- **Цитируемый текст**:
————
Это подозрение в тайном клерикализме зародилось именно тогда, когда Хайдеггер в отзывах на магистерские и докторские диссертации (например, Макса Мюллера) несколько раз документально зафиксировал свое убеждение в том, что «христианская» философия по большому счету есть не что иное, как ««деревянное железо», явная нелепица».

Как бы то ни было, информация, предоставленная Союзом доцентов, носила, видимо, столь неблагоприятный характер, что ведомство Розенберга сочло себя обязанным 29 мая 1936 года передать досье Хайдеггера в отдел науки Главного управления имперской безопасности. В итоге Служба безопасности (СД) установила за Хайдеггером наблюдение. В «Фактах и мыслях» Хайдеггер рассказывает о том, как во время летнего семестра 1937 года в его семинаре объявился некий д-р Ханке из Берлина, который показал себя «очень одаренным и заинтересованным» человеком, а через некоторое время попросил профессора о личной беседе. В ходе этой беседы, вспоминает Хайдеггер, «он признался, что не может долее от меня скрывать: он работает по заданию д-ра Шееля[338], тогдашнего руководителя сектора СД «Юго-запад»»[339] (R, 41).

Выходит, Хайдеггер знал, что находится под наблюдением, когда в лекциях о Ницше критиковал биологизм и расизм, а значит, нельзя не согласиться с тем, что в этом случае он проявил личное мужество. Именно так воспринимали его критические высказывания и тогдашние слушатели лекций. Тем более их удивляло, что Хайдеггер, в отличие от других профессоров, всегда соблюдал гитлеровский церемониал приветствия.
————
- **Представленные записи**:
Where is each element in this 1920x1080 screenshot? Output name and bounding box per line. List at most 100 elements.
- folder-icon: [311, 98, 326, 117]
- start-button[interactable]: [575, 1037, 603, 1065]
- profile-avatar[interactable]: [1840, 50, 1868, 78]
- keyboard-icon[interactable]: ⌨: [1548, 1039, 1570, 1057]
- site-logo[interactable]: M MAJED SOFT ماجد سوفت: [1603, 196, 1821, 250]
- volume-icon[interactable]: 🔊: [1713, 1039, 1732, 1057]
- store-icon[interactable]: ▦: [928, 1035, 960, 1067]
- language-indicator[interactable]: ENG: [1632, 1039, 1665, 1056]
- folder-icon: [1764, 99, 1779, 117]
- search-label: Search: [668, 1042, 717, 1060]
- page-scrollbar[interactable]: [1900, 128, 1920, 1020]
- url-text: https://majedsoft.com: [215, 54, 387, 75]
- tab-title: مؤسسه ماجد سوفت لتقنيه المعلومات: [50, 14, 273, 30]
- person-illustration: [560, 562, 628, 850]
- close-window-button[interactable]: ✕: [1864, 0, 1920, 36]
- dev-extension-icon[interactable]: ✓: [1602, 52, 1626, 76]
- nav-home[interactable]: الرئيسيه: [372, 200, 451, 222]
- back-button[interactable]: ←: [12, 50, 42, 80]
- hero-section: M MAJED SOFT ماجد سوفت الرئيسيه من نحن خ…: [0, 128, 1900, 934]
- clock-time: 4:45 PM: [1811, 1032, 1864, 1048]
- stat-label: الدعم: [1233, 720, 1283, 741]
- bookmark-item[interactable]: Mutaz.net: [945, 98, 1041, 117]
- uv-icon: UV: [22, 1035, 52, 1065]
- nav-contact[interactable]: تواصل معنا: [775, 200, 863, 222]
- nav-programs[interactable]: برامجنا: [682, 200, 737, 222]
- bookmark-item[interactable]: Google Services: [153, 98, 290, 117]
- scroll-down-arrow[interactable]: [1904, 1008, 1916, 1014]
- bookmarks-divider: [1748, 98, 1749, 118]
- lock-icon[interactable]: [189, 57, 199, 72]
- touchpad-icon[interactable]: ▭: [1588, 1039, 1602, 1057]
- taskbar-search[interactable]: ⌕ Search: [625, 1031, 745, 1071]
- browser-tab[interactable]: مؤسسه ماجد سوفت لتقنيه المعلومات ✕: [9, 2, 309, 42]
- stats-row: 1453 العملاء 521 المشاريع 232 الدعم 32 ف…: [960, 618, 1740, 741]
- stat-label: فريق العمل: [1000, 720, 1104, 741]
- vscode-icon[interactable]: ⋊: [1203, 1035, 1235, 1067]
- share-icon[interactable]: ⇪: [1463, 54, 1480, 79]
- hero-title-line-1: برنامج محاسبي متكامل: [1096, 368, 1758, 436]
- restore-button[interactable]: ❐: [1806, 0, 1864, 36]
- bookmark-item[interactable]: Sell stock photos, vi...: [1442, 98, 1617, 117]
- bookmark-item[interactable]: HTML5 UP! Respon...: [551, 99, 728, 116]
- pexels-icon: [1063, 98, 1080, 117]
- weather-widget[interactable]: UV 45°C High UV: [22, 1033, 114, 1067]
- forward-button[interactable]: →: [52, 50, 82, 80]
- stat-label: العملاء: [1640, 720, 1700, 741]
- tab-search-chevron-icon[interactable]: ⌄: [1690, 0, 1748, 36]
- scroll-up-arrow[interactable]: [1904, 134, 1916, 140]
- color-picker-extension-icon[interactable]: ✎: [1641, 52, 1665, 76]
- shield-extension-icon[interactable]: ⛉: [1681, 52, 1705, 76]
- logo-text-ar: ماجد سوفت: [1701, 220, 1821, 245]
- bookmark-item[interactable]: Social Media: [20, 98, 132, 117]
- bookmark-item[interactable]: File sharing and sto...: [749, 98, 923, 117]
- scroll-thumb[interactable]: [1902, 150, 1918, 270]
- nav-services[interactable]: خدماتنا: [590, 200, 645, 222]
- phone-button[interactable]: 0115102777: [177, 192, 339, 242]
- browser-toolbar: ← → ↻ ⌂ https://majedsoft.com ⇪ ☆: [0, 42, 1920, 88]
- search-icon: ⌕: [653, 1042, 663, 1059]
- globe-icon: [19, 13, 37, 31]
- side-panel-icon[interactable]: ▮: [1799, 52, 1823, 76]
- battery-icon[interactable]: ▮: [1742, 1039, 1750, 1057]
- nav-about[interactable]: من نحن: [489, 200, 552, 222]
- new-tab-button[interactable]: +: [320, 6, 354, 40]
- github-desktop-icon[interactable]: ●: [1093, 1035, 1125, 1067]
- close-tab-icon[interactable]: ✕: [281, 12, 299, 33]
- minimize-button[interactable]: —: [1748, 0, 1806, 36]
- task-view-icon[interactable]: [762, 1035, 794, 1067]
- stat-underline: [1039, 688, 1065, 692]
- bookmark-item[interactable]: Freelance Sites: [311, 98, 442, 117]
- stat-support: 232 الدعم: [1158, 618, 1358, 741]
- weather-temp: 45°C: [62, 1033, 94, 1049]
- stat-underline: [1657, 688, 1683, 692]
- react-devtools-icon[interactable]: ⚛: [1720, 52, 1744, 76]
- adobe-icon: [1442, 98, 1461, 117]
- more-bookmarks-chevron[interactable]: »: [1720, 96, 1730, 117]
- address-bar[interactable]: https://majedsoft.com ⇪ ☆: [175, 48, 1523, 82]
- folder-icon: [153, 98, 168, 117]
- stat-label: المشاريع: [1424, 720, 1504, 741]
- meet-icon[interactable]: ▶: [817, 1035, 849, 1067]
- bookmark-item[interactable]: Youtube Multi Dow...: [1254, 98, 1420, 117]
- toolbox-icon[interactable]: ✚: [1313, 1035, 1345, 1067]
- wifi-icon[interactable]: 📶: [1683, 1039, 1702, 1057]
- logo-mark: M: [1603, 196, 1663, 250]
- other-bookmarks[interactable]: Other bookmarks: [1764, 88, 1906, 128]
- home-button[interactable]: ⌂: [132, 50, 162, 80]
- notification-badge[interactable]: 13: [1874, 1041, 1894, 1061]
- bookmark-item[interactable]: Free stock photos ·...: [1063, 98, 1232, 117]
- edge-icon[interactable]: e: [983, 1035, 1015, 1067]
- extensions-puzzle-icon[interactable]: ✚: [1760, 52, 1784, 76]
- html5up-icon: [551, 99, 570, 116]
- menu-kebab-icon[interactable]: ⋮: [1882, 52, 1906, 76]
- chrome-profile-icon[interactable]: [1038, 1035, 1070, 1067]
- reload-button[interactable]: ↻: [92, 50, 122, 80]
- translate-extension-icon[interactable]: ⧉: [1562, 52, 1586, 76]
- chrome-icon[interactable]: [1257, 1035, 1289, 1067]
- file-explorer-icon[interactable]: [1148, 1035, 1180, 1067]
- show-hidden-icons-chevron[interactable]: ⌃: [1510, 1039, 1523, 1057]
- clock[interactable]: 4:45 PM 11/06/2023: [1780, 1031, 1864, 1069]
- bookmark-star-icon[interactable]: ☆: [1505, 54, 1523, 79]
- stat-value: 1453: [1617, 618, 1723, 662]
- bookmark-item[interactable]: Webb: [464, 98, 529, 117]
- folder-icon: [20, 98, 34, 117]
————
- **Условие задания**: Какого числа ведомство Розенберга передало досье Хайдеггера в отдел науки Главного управления имперской безопасности, согласно фрагменту о Хайдеггере?

- **Письменный ответ**: 29 мая 1936 года.